Direction
Pictures stay out of the copy; set down each line of the listing below exactly.

Task material
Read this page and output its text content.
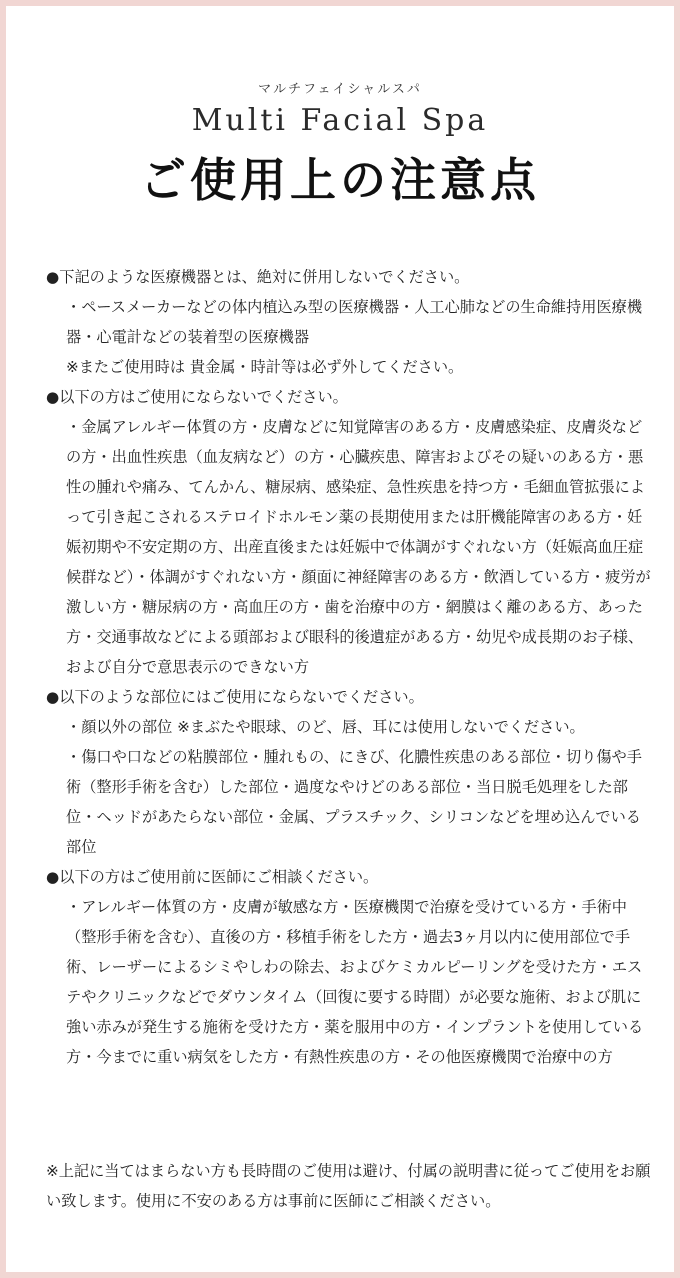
マルチフェイシャルスパ
Multi Facial Spa
ご使用上の注意点
●下記のような医療機器とは、絶対に併用しないでください。
・ペースメーカーなどの体内植込み型の医療機器・人工心肺などの生命維持用医療機器・心電計などの装着型の医療機器
※またご使用時は 貴金属・時計等は必ず外してください。
●以下の方はご使用にならないでください。
・金属アレルギー体質の方・皮膚などに知覚障害のある方・皮膚感染症、皮膚炎などの方・出血性疾患（血友病など）の方・心臓疾患、障害およびその疑いのある方・悪性の腫れや痛み、てんかん、糖尿病、感染症、急性疾患を持つ方・毛細血管拡張によって引き起こされるステロイドホルモン薬の長期使用または肝機能障害のある方・妊娠初期や不安定期の方、出産直後または妊娠中で体調がすぐれない方（妊娠高血圧症候群など）・体調がすぐれない方・顔面に神経障害のある方・飲酒している方・疲労が激しい方・糖尿病の方・高血圧の方・歯を治療中の方・網膜はく離のある方、あった方・交通事故などによる頭部および眼科的後遺症がある方・幼児や成長期のお子様、および自分で意思表示のできない方
●以下のような部位にはご使用にならないでください。
・顔以外の部位 ※まぶたや眼球、のど、唇、耳には使用しないでください。
・傷口や口などの粘膜部位・腫れもの、にきび、化膿性疾患のある部位・切り傷や手術（整形手術を含む）した部位・過度なやけどのある部位・当日脱毛処理をした部位・ヘッドがあたらない部位・金属、プラスチック、シリコンなどを埋め込んでいる部位
●以下の方はご使用前に医師にご相談ください。
・アレルギー体質の方・皮膚が敏感な方・医療機関で治療を受けている方・手術中（整形手術を含む）、直後の方・移植手術をした方・過去3ヶ月以内に使用部位で手術、レーザーによるシミやしわの除去、およびケミカルピーリングを受けた方・エステやクリニックなどでダウンタイム（回復に要する時間）が必要な施術、および肌に強い赤みが発生する施術を受けた方・薬を服用中の方・インプラントを使用している方・今までに重い病気をした方・有熱性疾患の方・その他医療機関で治療中の方
※上記に当てはまらない方も長時間のご使用は避け、付属の説明書に従ってご使用をお願い致します。使用に不安のある方は事前に医師にご相談ください。
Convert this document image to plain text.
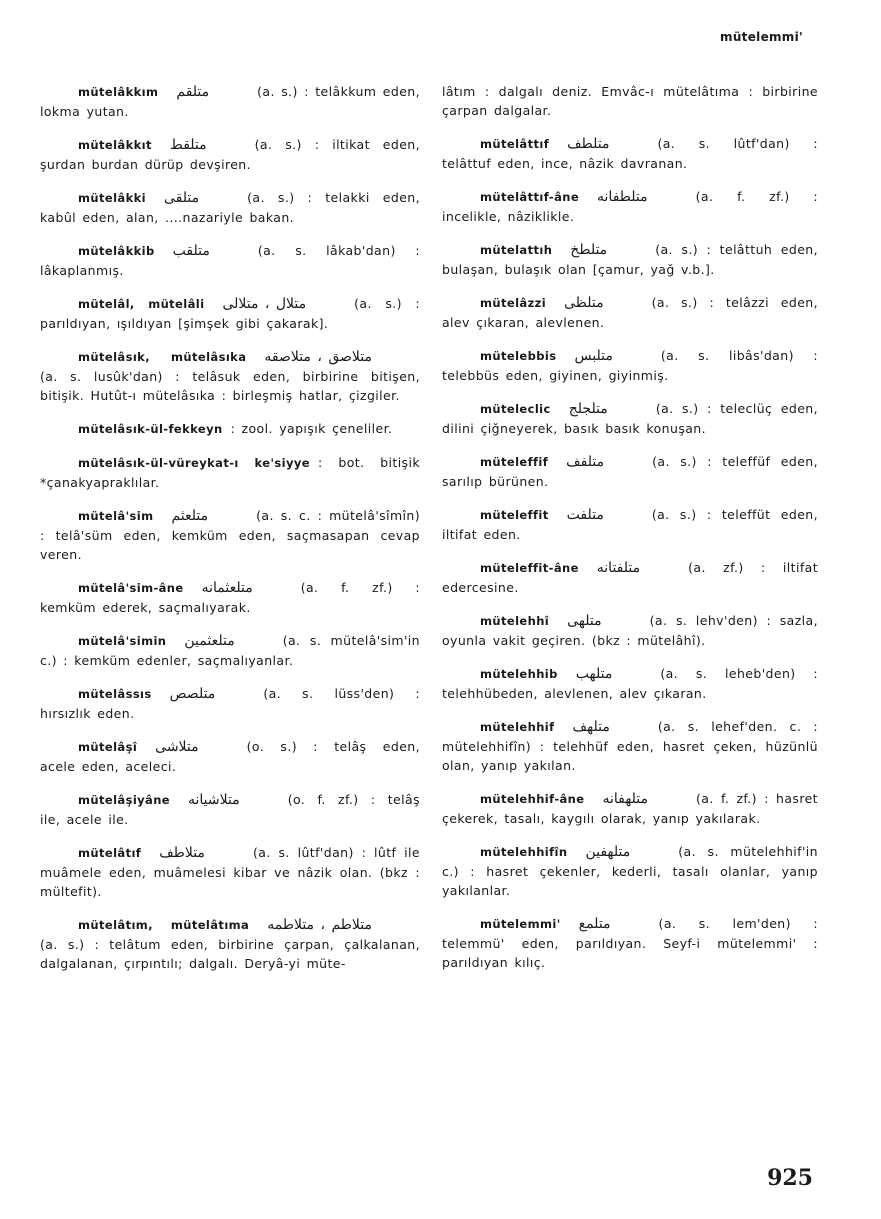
mütelemmi'
mütelâkkım متلقم	(a. s.) : telâkkum eden, lokma yutan.
mütelâkkıt متلقط	(a. s.) : iltikat eden, şurdan burdan dürüp devşiren.
mütelâkki متلقى	(a. s.) : telakki eden, kabûl eden, alan, ....nazariyle bakan.
mütelâkkib متلقب	(a. s. lâkab'dan) : lâkaplanmış.
mütelâl, mütelâli متلال ، متلالى	(a. s.) : parıldıyan, ışıldıyan [şimşek gibi çakarak].
mütelâsık, mütelâsıka متلاصق ، متلاصقه(a. s. lusûk'dan) : telâsuk eden, birbirine bitişen, bitişik. Hutût-ı mütelâsıka : birleşmiş hatlar, çizgiler.
mütelâsık-ül-fekkeyn : zool. yapışık çeneliler.
mütelâsık-ül-vüreykat-ı ke'siyye : bot. bitişik *çanakyapraklılar.
mütelâ'sim متلعثم	(a. s. c. : mütelâ'sîmîn) : telâ'süm eden, kemküm eden, saçmasapan cevap veren.
mütelâ'sim-âne متلعثمانه	(a. f. zf.) : kemküm ederek, saçmalıyarak.
mütelâ'simin متلعثمين	(a. s. mütelâ'sim'in c.) : kemküm edenler, saçmalıyanlar.
mütelâssıs متلصص	(a. s. lüss'den) : hırsızlık eden.
mütelâşî متلاشى	(o. s.) : telâş eden, acele eden, aceleci.
mütelâşiyâne متلاشيانه	(o. f. zf.) : telâş ile, acele ile.
mütelâtıf متلاطف	(a. s. lûtf'dan) : lûtf ile muâmele eden, muâmelesi kibar ve nâzik olan. (bkz : mültefit).
mütelâtım, mütelâtıma متلاطم ، متلاطمه(a. s.) : telâtum eden, birbirine çarpan, çalkalanan, dalgalanan, çırpıntılı; dalgalı. Deryâ-yi müte-
lâtım : dalgalı deniz. Emvâc-ı mütelâtıma : birbirine çarpan dalgalar.
mütelâttıf متلطف	(a. s. lûtf'dan) : telâttuf eden, ince, nâzik davranan.
mütelâttıf-âne متلطفانه	(a. f. zf.) : incelikle, nâziklikle.
mütelattıh متلطخ	(a. s.) : telâttuh eden, bulaşan, bulaşık olan [çamur, yağ v.b.].
mütelâzzi متلظى	(a. s.) : telâzzi eden, alev çıkaran, alevlenen.
mütelebbis متلبس	(a. s. libâs'dan) : telebbüs eden, giyinen, giyinmiş.
müteleclic متلجلج	(a. s.) : teleclüç eden, dilini çiğneyerek, basık basık konuşan.
müteleffif متلفف	(a. s.) : teleffüf eden, sarılıp bürünen.
müteleffit متلفت	(a. s.) : teleffüt eden, iltifat eden.
müteleffit-âne متلفتانه	(a. zf.) : iltifat edercesine.
mütelehhî متلهى	(a. s. lehv'den) : sazla, oyunla vakit geçiren. (bkz : mütelâhî).
mütelehhib متلهب	(a. s. leheb'den) : telehhübeden, alevlenen, alev çıkaran.
mütelehhif متلهف	(a. s. lehef'den. c. : mütelehhifîn) : telehhüf eden, hasret çeken, hüzünlü olan, yanıp yakılan.
mütelehhif-âne متلهفانه	(a. f. zf.) : hasret çekerek, tasalı, kaygılı olarak, yanıp yakılarak.
mütelehhifîn متلهفين	(a. s. mütelehhif'in c.) : hasret çekenler, kederli, tasalı olanlar, yanıp yakılanlar.
mütelemmi' متلمع	(a. s. lem'den) : telemmü' eden, parıldıyan. Seyf-i mütelemmi' : parıldıyan kılıç.
925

Output of the task
Read this page and output its text content.
マルチフェイシャルスパ
Multi Facial Spa
ご使用上の注意点
●下記のような医療機器とは、絶対に併用しないでください。
・ペースメーカーなどの体内植込み型の医療機器・人工心肺などの生命維持用医療機器・心電計などの装着型の医療機器
※またご使用時は 貴金属・時計等は必ず外してください。
●以下の方はご使用にならないでください。
・金属アレルギー体質の方・皮膚などに知覚障害のある方・皮膚感染症、皮膚炎などの方・出血性疾患（血友病など）の方・心臓疾患、障害およびその疑いのある方・悪性の腫れや痛み、てんかん、糖尿病、感染症、急性疾患を持つ方・毛細血管拡張によって引き起こされるステロイドホルモン薬の長期使用または肝機能障害のある方・妊娠初期や不安定期の方、出産直後または妊娠中で体調がすぐれない方（妊娠高血圧症候群など）・体調がすぐれない方・顔面に神経障害のある方・飲酒している方・疲労が激しい方・糖尿病の方・高血圧の方・歯を治療中の方・網膜はく離のある方、あった方・交通事故などによる頭部および眼科的後遺症がある方・幼児や成長期のお子様、および自分で意思表示のできない方
●以下のような部位にはご使用にならないでください。
・顔以外の部位 ※まぶたや眼球、のど、唇、耳には使用しないでください。
・傷口や口などの粘膜部位・腫れもの、にきび、化膿性疾患のある部位・切り傷や手術（整形手術を含む）した部位・過度なやけどのある部位・当日脱毛処理をした部位・ヘッドがあたらない部位・金属、プラスチック、シリコンなどを埋め込んでいる部位
●以下の方はご使用前に医師にご相談ください。
・アレルギー体質の方・皮膚が敏感な方・医療機関で治療を受けている方・手術中（整形手術を含む）、直後の方・移植手術をした方・過去3ヶ月以内に使用部位で手術、レーザーによるシミやしわの除去、およびケミカルピーリングを受けた方・エステやクリニックなどでダウンタイム（回復に要する時間）が必要な施術、および肌に強い赤みが発生する施術を受けた方・薬を服用中の方・インプラントを使用している方・今までに重い病気をした方・有熱性疾患の方・その他医療機関で治療中の方
※上記に当てはまらない方も長時間のご使用は避け、付属の説明書に従ってご使用をお願い致します。使用に不安のある方は事前に医師にご相談ください。
Convert this document image to plain text.
mütelemmi'
mütelâkkım متلقم	(a. s.) : telâkkum eden, lokma yutan.
mütelâkkıt متلقط	(a. s.) : iltikat eden, şurdan burdan dürüp devşiren.
mütelâkki متلقى	(a. s.) : telakki eden, kabûl eden, alan, ....nazariyle bakan.
mütelâkkib متلقب	(a. s. lâkab'dan) : lâkaplanmış.
mütelâl, mütelâli متلال ، متلالى	(a. s.) : parıldıyan, ışıldıyan [şimşek gibi çakarak].
mütelâsık, mütelâsıka متلاصق ، متلاصقه(a. s. lusûk'dan) : telâsuk eden, birbirine bitişen, bitişik. Hutût-ı mütelâsıka : birleşmiş hatlar, çizgiler.
mütelâsık-ül-fekkeyn : zool. yapışık çeneliler.
mütelâsık-ül-vüreykat-ı ke'siyye : bot. bitişik *çanakyapraklılar.
mütelâ'sim متلعثم	(a. s. c. : mütelâ'sîmîn) : telâ'süm eden, kemküm eden, saçmasapan cevap veren.
mütelâ'sim-âne متلعثمانه	(a. f. zf.) : kemküm ederek, saçmalıyarak.
mütelâ'simin متلعثمين	(a. s. mütelâ'sim'in c.) : kemküm edenler, saçmalıyanlar.
mütelâssıs متلصص	(a. s. lüss'den) : hırsızlık eden.
mütelâşî متلاشى	(o. s.) : telâş eden, acele eden, aceleci.
mütelâşiyâne متلاشيانه	(o. f. zf.) : telâş ile, acele ile.
mütelâtıf متلاطف	(a. s. lûtf'dan) : lûtf ile muâmele eden, muâmelesi kibar ve nâzik olan. (bkz : mültefit).
mütelâtım, mütelâtıma متلاطم ، متلاطمه(a. s.) : telâtum eden, birbirine çarpan, çalkalanan, dalgalanan, çırpıntılı; dalgalı. Deryâ-yi müte-
lâtım : dalgalı deniz. Emvâc-ı mütelâtıma : birbirine çarpan dalgalar.
mütelâttıf متلطف	(a. s. lûtf'dan) : telâttuf eden, ince, nâzik davranan.
mütelâttıf-âne متلطفانه	(a. f. zf.) : incelikle, nâziklikle.
mütelattıh متلطخ	(a. s.) : telâttuh eden, bulaşan, bulaşık olan [çamur, yağ v.b.].
mütelâzzi متلظى	(a. s.) : telâzzi eden, alev çıkaran, alevlenen.
mütelebbis متلبس	(a. s. libâs'dan) : telebbüs eden, giyinen, giyinmiş.
müteleclic متلجلج	(a. s.) : teleclüç eden, dilini çiğneyerek, basık basık konuşan.
müteleffif متلفف	(a. s.) : teleffüf eden, sarılıp bürünen.
müteleffit متلفت	(a. s.) : teleffüt eden, iltifat eden.
müteleffit-âne متلفتانه	(a. zf.) : iltifat edercesine.
mütelehhî متلهى	(a. s. lehv'den) : sazla, oyunla vakit geçiren. (bkz : mütelâhî).
mütelehhib متلهب	(a. s. leheb'den) : telehhübeden, alevlenen, alev çıkaran.
mütelehhif متلهف	(a. s. lehef'den. c. : mütelehhifîn) : telehhüf eden, hasret çeken, hüzünlü olan, yanıp yakılan.
mütelehhif-âne متلهفانه	(a. f. zf.) : hasret çekerek, tasalı, kaygılı olarak, yanıp yakılarak.
mütelehhifîn متلهفين	(a. s. mütelehhif'in c.) : hasret çekenler, kederli, tasalı olanlar, yanıp yakılanlar.
mütelemmi' متلمع	(a. s. lem'den) : telemmü' eden, parıldıyan. Seyf-i mütelemmi' : parıldıyan kılıç.
925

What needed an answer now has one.